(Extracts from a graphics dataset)
○ ○ ○ ○ ○

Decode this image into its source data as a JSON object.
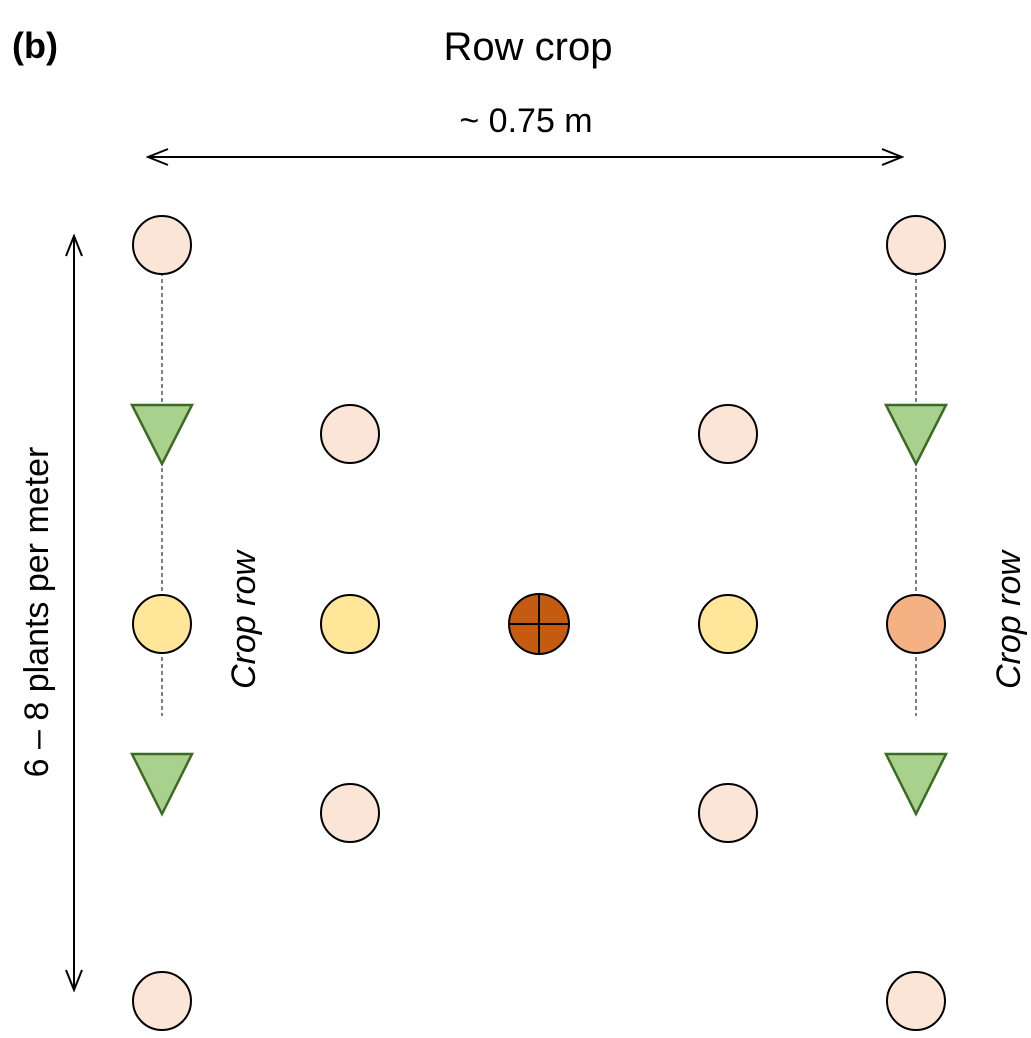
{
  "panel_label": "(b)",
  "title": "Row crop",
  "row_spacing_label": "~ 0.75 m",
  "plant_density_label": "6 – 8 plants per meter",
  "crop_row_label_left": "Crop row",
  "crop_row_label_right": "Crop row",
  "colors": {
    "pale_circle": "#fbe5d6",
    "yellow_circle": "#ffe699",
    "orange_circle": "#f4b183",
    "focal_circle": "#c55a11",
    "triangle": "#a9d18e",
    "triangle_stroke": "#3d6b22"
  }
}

○ ○ ○ ○ ○

Task to complete: Omit the pictures. Output every record above word for word.

Solution for this problem:
Decode this image into its source data as a JSON object.
{
  "panel_label": "(b)",
  "title": "Row crop",
  "row_spacing_label": "~ 0.75 m",
  "plant_density_label": "6 – 8 plants per meter",
  "crop_row_label_left": "Crop row",
  "crop_row_label_right": "Crop row",
  "colors": {
    "pale_circle": "#fbe5d6",
    "yellow_circle": "#ffe699",
    "orange_circle": "#f4b183",
    "focal_circle": "#c55a11",
    "triangle": "#a9d18e",
    "triangle_stroke": "#3d6b22"
  }
}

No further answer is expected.